## Challenge
Copy every line in the records below that contains the word "سورة".

## Data to process
________

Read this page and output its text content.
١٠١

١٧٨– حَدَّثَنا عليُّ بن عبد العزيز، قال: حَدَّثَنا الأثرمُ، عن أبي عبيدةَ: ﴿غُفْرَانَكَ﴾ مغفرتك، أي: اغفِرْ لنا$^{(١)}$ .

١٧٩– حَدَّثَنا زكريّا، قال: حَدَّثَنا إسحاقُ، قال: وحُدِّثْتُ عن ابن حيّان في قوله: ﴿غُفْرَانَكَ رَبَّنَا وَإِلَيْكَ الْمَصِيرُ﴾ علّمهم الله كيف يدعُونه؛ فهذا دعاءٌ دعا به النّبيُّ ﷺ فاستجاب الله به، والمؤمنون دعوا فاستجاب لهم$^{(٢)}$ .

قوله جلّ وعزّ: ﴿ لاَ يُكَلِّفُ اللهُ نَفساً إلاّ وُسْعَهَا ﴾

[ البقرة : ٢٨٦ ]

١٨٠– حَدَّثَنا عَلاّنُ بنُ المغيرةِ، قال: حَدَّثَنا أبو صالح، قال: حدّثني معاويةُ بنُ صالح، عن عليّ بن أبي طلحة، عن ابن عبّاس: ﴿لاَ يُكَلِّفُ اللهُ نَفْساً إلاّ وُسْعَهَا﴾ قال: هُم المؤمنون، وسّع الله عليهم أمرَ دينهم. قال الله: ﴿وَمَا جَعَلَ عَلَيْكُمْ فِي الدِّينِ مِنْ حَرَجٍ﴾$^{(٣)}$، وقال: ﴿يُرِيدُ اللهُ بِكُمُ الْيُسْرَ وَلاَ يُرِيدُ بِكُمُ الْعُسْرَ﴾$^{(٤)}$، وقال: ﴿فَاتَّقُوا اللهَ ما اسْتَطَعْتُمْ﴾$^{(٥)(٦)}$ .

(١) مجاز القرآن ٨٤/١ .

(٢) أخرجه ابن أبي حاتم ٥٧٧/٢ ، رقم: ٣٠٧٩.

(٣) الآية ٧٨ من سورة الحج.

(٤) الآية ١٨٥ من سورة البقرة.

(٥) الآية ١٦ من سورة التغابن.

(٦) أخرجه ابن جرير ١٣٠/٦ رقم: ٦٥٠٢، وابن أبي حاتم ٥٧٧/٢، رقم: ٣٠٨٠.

________

## Output for this exercise
(٣) الآية ٧٨ من سورة الحج.
(٤) الآية ١٨٥ من سورة البقرة.
(٥) الآية ١٦ من سورة التغابن.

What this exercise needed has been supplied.